* _DESCRIPTION OF THE TASK_
Copy all lines in which the word "name" can be found.

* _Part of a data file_

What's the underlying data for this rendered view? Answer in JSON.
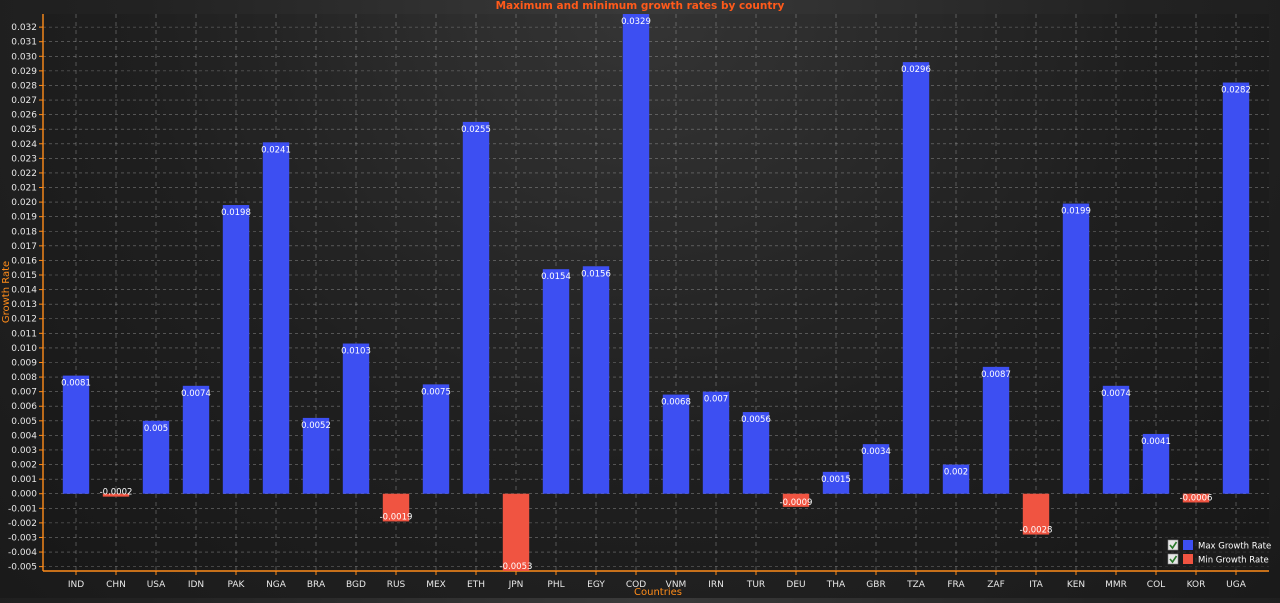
{
  "chart_data": {
    "type": "bar",
    "title": "Maximum and minimum growth rates by country",
    "xlabel": "Countries",
    "ylabel": "Growth Rate",
    "ylim": [
      -0.0053,
      0.0329
    ],
    "y_tick_start": -0.005,
    "y_tick_end": 0.032,
    "y_tick_step": 0.001,
    "grid": true,
    "legend_position": "bottom-right",
    "categories": [
      "IND",
      "CHN",
      "USA",
      "IDN",
      "PAK",
      "NGA",
      "BRA",
      "BGD",
      "RUS",
      "MEX",
      "ETH",
      "JPN",
      "PHL",
      "EGY",
      "COD",
      "VNM",
      "IRN",
      "TUR",
      "DEU",
      "THA",
      "GBR",
      "TZA",
      "FRA",
      "ZAF",
      "ITA",
      "KEN",
      "MMR",
      "COL",
      "KOR",
      "UGA"
    ],
    "values": [
      0.0081,
      -0.0002,
      0.005,
      0.0074,
      0.0198,
      0.0241,
      0.0052,
      0.0103,
      -0.0019,
      0.0075,
      0.0255,
      -0.0053,
      0.0154,
      0.0156,
      0.0329,
      0.0068,
      0.007,
      0.0056,
      -0.0009,
      0.0015,
      0.0034,
      0.0296,
      0.002,
      0.0087,
      -0.0028,
      0.0199,
      0.0074,
      0.0041,
      -0.0006,
      0.0282
    ],
    "value_labels": [
      "0.0081",
      "-0.0002",
      "0.005",
      "0.0074",
      "0.0198",
      "0.0241",
      "0.0052",
      "0.0103",
      "-0.0019",
      "0.0075",
      "0.0255",
      "-0.0053",
      "0.0154",
      "0.0156",
      "0.0329",
      "0.0068",
      "0.007",
      "0.0056",
      "-0.0009",
      "0.0015",
      "0.0034",
      "0.0296",
      "0.002",
      "0.0087",
      "-0.0028",
      "0.0199",
      "0.0074",
      "0.0041",
      "-0.0006",
      "0.0282"
    ],
    "series": [
      {
        "name": "Max Growth Rate",
        "color": "#3d4ff2",
        "checked": true
      },
      {
        "name": "Min Growth Rate",
        "color": "#f05441",
        "checked": true
      }
    ]
  },
  "colors": {
    "title": "#ff5a1a",
    "axis_label": "#ff8c1a",
    "axis_line": "#ff8c1a",
    "tick_text": "#e8e8e8",
    "grid": "#bbbbbb",
    "label_text": "#ffffff"
  }
}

* _RESULT OF THE TASK_
        "name": "Max Growth Rate",
        "name": "Min Growth Rate",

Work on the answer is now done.